__Work to be completed__
Copy the data below exactly, omitting any picture it contains.

============

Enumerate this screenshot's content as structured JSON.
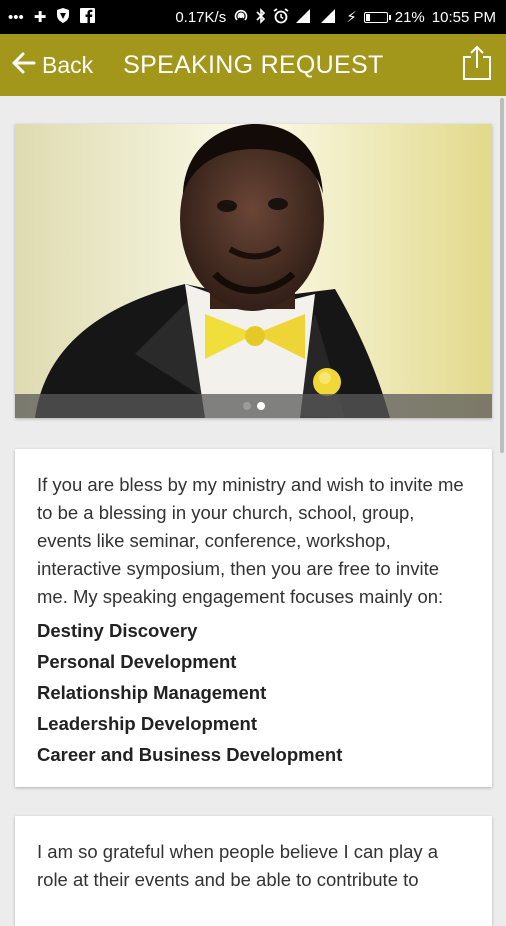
{
  "statusbar": {
    "network_speed": "0.17K/s",
    "battery": "21%",
    "battery_level": 0.21,
    "time": "10:55 PM"
  },
  "appbar": {
    "back_label": "Back",
    "title": "SPEAKING REQUEST",
    "accent_color": "#a2961b"
  },
  "carousel": {
    "slide_count": 2,
    "active_index": 1
  },
  "intro": {
    "paragraph": "If you are bless by my ministry and wish to invite me to be a blessing in your church, school, group, events like seminar, conference, workshop, interactive symposium, then you are free to invite me. My speaking engagement focuses mainly on:",
    "topics": [
      "Destiny Discovery",
      "Personal Development",
      "Relationship Management",
      "Leadership Development",
      "Career and Business Development"
    ]
  },
  "second": {
    "paragraph": "I am so grateful when people believe I can play a role at their events and be able to contribute to"
  }
}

============

__Written answer__
Enumerate this screenshot's content as structured JSON.
{
  "statusbar": {
    "network_speed": "0.17K/s",
    "battery": "21%",
    "battery_level": 0.21,
    "time": "10:55 PM"
  },
  "appbar": {
    "back_label": "Back",
    "title": "SPEAKING REQUEST",
    "accent_color": "#a2961b"
  },
  "carousel": {
    "slide_count": 2,
    "active_index": 1
  },
  "intro": {
    "paragraph": "If you are bless by my ministry and wish to invite me to be a blessing in your church, school, group, events like seminar, conference, workshop, interactive symposium, then you are free to invite me. My speaking engagement focuses mainly on:",
    "topics": [
      "Destiny Discovery",
      "Personal Development",
      "Relationship Management",
      "Leadership Development",
      "Career and Business Development"
    ]
  },
  "second": {
    "paragraph": "I am so grateful when people believe I can play a role at their events and be able to contribute to"
  }
}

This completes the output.